STATED TASK: Collect each line of the entries that holds the string "Current".

DATASET EXCERPTS:
---+---

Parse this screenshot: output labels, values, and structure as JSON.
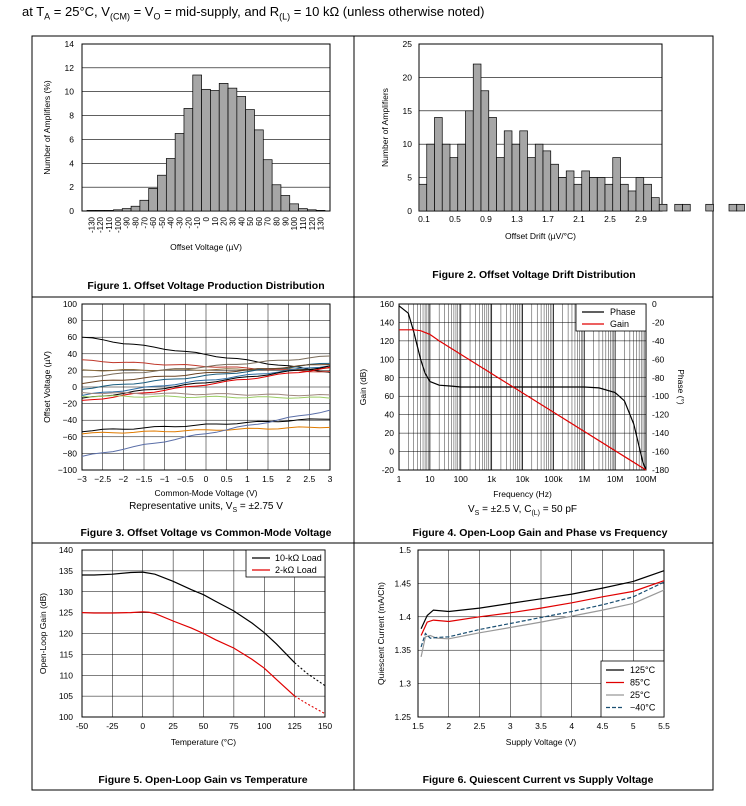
{
  "header": {
    "prefix": "at T",
    "ta_sub": "A",
    "part2": " = 25°C, V",
    "cm_sub": "(CM)",
    "part3": " = V",
    "o_sub": "O",
    "part4": " = mid-supply, and R",
    "l_sub": "(L)",
    "part5": " = 10 kΩ (unless otherwise noted)"
  },
  "chart_data": [
    {
      "id": "fig1",
      "type": "bar",
      "caption": "Figure 1. Offset Voltage Production Distribution",
      "xlabel": "Offset Voltage (µV)",
      "ylabel": "Number of Amplifiers (%)",
      "ylim": [
        0,
        14
      ],
      "yticks": [
        0,
        2,
        4,
        6,
        8,
        10,
        12,
        14
      ],
      "categories": [
        "-130",
        "-120",
        "-110",
        "-100",
        "-90",
        "-80",
        "-70",
        "-60",
        "-50",
        "-40",
        "-30",
        "-20",
        "-10",
        "0",
        "10",
        "20",
        "30",
        "40",
        "50",
        "60",
        "70",
        "80",
        "90",
        "100",
        "110",
        "120",
        "130"
      ],
      "values": [
        0.05,
        0.05,
        0.05,
        0.1,
        0.2,
        0.4,
        0.9,
        1.9,
        3.0,
        4.4,
        6.5,
        8.6,
        11.4,
        10.2,
        10.1,
        10.7,
        10.3,
        9.6,
        8.5,
        6.8,
        4.3,
        2.2,
        1.3,
        0.6,
        0.2,
        0.1,
        0.05
      ],
      "grid": true
    },
    {
      "id": "fig2",
      "type": "bar",
      "caption": "Figure 2. Offset Voltage Drift Distribution",
      "xlabel": "Offset Drift (µV/°C)",
      "ylabel": "Number of Amplifiers",
      "ylim": [
        0,
        25
      ],
      "yticks": [
        0,
        5,
        10,
        15,
        20,
        25
      ],
      "xticks": [
        "0.1",
        "0.5",
        "0.9",
        "1.3",
        "1.7",
        "2.1",
        "2.5",
        "2.9"
      ],
      "x_start": 0.0,
      "bin_width": 0.1,
      "values": [
        4,
        10,
        14,
        10,
        8,
        10,
        15,
        22,
        18,
        14,
        8,
        12,
        10,
        12,
        8,
        10,
        9,
        7,
        5,
        6,
        4,
        6,
        5,
        5,
        4,
        8,
        4,
        3,
        5,
        4,
        2,
        1,
        0,
        1,
        1,
        0,
        0,
        1,
        0,
        0,
        1,
        1,
        0,
        1,
        1
      ],
      "grid": true
    },
    {
      "id": "fig3",
      "type": "line",
      "caption": "Figure 3. Offset Voltage vs Common-Mode Voltage",
      "xlabel": "Common-Mode Voltage (V)",
      "note": "Representative units, V",
      "note_sub": "S",
      "note_end": " = ±2.75 V",
      "ylabel": "Offset Voltage (µV)",
      "xlim": [
        -3,
        3
      ],
      "ylim": [
        -100,
        100
      ],
      "xticks": [
        "−3",
        "−2.5",
        "−2",
        "−1.5",
        "−1",
        "−0.5",
        "0",
        "0.5",
        "1",
        "1.5",
        "2",
        "2.5",
        "3"
      ],
      "yticks": [
        "−100",
        "−80",
        "−60",
        "−40",
        "−20",
        "0",
        "20",
        "40",
        "60",
        "80",
        "100"
      ],
      "series": [
        {
          "color": "#000000",
          "y0": 60,
          "y1": 18
        },
        {
          "color": "#c0392b",
          "y0": 32,
          "y1": 18
        },
        {
          "color": "#8d6e3e",
          "y0": 20,
          "y1": 22
        },
        {
          "color": "#7a6c5a",
          "y0": 12,
          "y1": 37
        },
        {
          "color": "#1b5e80",
          "y0": -2,
          "y1": 29
        },
        {
          "color": "#6b4423",
          "y0": 5,
          "y1": 28
        },
        {
          "color": "#2e6da4",
          "y0": -10,
          "y1": 26
        },
        {
          "color": "#000000",
          "y0": -14,
          "y1": 25
        },
        {
          "color": "#e00000",
          "y0": -17,
          "y1": 23
        },
        {
          "color": "#a1887f",
          "y0": -7,
          "y1": -10
        },
        {
          "color": "#9ccc65",
          "y0": -11,
          "y1": -13
        },
        {
          "color": "#000000",
          "y0": -53,
          "y1": -38
        },
        {
          "color": "#e07b00",
          "y0": -56,
          "y1": -48
        },
        {
          "color": "#5b6fa8",
          "y0": -84,
          "y1": -28
        }
      ]
    },
    {
      "id": "fig4",
      "type": "line",
      "caption": "Figure 4. Open-Loop Gain and Phase vs Frequency",
      "xlabel": "Frequency (Hz)",
      "note": "V",
      "note_sub": "S",
      "note_mid": " = ±2.5 V, C",
      "note_sub2": "(L)",
      "note_end": " = 50 pF",
      "ylabel": "Gain (dB)",
      "ylabel2": "Phase (°)",
      "xscale": "log",
      "xlim": [
        1,
        100000000
      ],
      "ylim": [
        -20,
        160
      ],
      "y2lim": [
        -180,
        0
      ],
      "xticks": [
        "1",
        "10",
        "100",
        "1k",
        "10k",
        "100k",
        "1M",
        "10M",
        "100M"
      ],
      "yticks": [
        "-20",
        "0",
        "20",
        "40",
        "60",
        "80",
        "100",
        "120",
        "140",
        "160"
      ],
      "y2ticks": [
        "-180",
        "-160",
        "-140",
        "-120",
        "-100",
        "-80",
        "-60",
        "-40",
        "-20",
        "0"
      ],
      "legend": [
        "Phase",
        "Gain"
      ],
      "series": [
        {
          "name": "Phase",
          "color": "#000000",
          "x": [
            1,
            2,
            3,
            5,
            7,
            10,
            20,
            50,
            100,
            1000,
            10000,
            100000,
            1000000,
            3000000,
            10000000,
            20000000,
            40000000,
            60000000,
            80000000,
            100000000
          ],
          "y": [
            -2,
            -10,
            -30,
            -60,
            -75,
            -84,
            -88,
            -89,
            -90,
            -90,
            -90,
            -90,
            -90,
            -91,
            -96,
            -105,
            -130,
            -155,
            -172,
            -180
          ]
        },
        {
          "name": "Gain",
          "color": "#e00000",
          "x": [
            1,
            3,
            5,
            10,
            20,
            100000000
          ],
          "y": [
            132,
            132,
            131,
            127,
            120,
            -20
          ]
        }
      ]
    },
    {
      "id": "fig5",
      "type": "line",
      "caption": "Figure 5. Open-Loop Gain vs Temperature",
      "xlabel": "Temperature (°C)",
      "ylabel": "Open-Loop Gain (dB)",
      "xlim": [
        -50,
        150
      ],
      "ylim": [
        100,
        140
      ],
      "xticks": [
        "-50",
        "-25",
        "0",
        "25",
        "50",
        "75",
        "100",
        "125",
        "150"
      ],
      "yticks": [
        "100",
        "105",
        "110",
        "115",
        "120",
        "125",
        "130",
        "135",
        "140"
      ],
      "legend": [
        "10-kΩ Load",
        "2-kΩ Load"
      ],
      "series": [
        {
          "name": "10-kΩ Load",
          "color": "#000000",
          "x": [
            -50,
            -40,
            -25,
            -10,
            0,
            10,
            25,
            40,
            50,
            60,
            75,
            90,
            100,
            110,
            125
          ],
          "y": [
            134,
            134,
            134.2,
            134.6,
            134.7,
            134.2,
            132.5,
            130.5,
            129.3,
            127.7,
            125.4,
            122.5,
            120.2,
            117.5,
            113
          ],
          "dash_x": [
            125,
            135,
            150
          ],
          "dash_y": [
            113,
            110.5,
            107.5
          ]
        },
        {
          "name": "2-kΩ Load",
          "color": "#e00000",
          "x": [
            -50,
            -40,
            -25,
            -10,
            0,
            5,
            10,
            25,
            40,
            50,
            60,
            75,
            90,
            100,
            110,
            125
          ],
          "y": [
            125,
            124.9,
            124.9,
            125,
            125.2,
            125.1,
            124.8,
            123,
            121.3,
            120,
            118.5,
            116.5,
            113.8,
            111.7,
            109,
            105
          ],
          "dash_x": [
            125,
            135,
            150
          ],
          "dash_y": [
            105,
            103.2,
            100.8
          ]
        }
      ]
    },
    {
      "id": "fig6",
      "type": "line",
      "caption": "Figure 6. Quiescent Current vs Supply Voltage",
      "xlabel": "Supply Voltage (V)",
      "ylabel": "Quiescent Current (mA/Ch)",
      "xlim": [
        1.5,
        5.5
      ],
      "ylim": [
        1.25,
        1.5
      ],
      "xticks": [
        "1.5",
        "2",
        "2.5",
        "3",
        "3.5",
        "4",
        "4.5",
        "5",
        "5.5"
      ],
      "yticks": [
        "1.25",
        "1.3",
        "1.35",
        "1.4",
        "1.45",
        "1.5"
      ],
      "legend": [
        "125°C",
        "85°C",
        "25°C",
        "−40°C"
      ],
      "series": [
        {
          "name": "125°C",
          "color": "#000000",
          "dash": false,
          "x": [
            1.55,
            1.65,
            1.75,
            2,
            2.5,
            3,
            3.5,
            4,
            4.5,
            5,
            5.5
          ],
          "y": [
            1.382,
            1.402,
            1.41,
            1.408,
            1.413,
            1.42,
            1.427,
            1.434,
            1.443,
            1.453,
            1.469
          ]
        },
        {
          "name": "85°C",
          "color": "#e00000",
          "dash": false,
          "x": [
            1.55,
            1.65,
            1.75,
            2,
            2.5,
            3,
            3.5,
            4,
            4.5,
            5,
            5.5
          ],
          "y": [
            1.372,
            1.392,
            1.395,
            1.393,
            1.4,
            1.406,
            1.413,
            1.421,
            1.43,
            1.438,
            1.454
          ]
        },
        {
          "name": "25°C",
          "color": "#999999",
          "dash": false,
          "x": [
            1.55,
            1.62,
            1.7,
            1.8,
            2,
            2.5,
            3,
            3.5,
            4,
            4.5,
            5,
            5.5
          ],
          "y": [
            1.34,
            1.37,
            1.372,
            1.368,
            1.367,
            1.376,
            1.384,
            1.392,
            1.401,
            1.41,
            1.42,
            1.44
          ]
        },
        {
          "name": "−40°C",
          "color": "#1b4f72",
          "dash": true,
          "x": [
            1.55,
            1.62,
            1.7,
            1.8,
            2,
            2.5,
            3,
            3.5,
            4,
            4.5,
            5,
            5.5
          ],
          "y": [
            1.355,
            1.375,
            1.368,
            1.369,
            1.37,
            1.381,
            1.39,
            1.399,
            1.408,
            1.418,
            1.43,
            1.452
          ]
        }
      ]
    }
  ]
}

---+---

REPLY:
      "caption": "Figure 6. Quiescent Current vs Supply Voltage",
      "ylabel": "Quiescent Current (mA/Ch)",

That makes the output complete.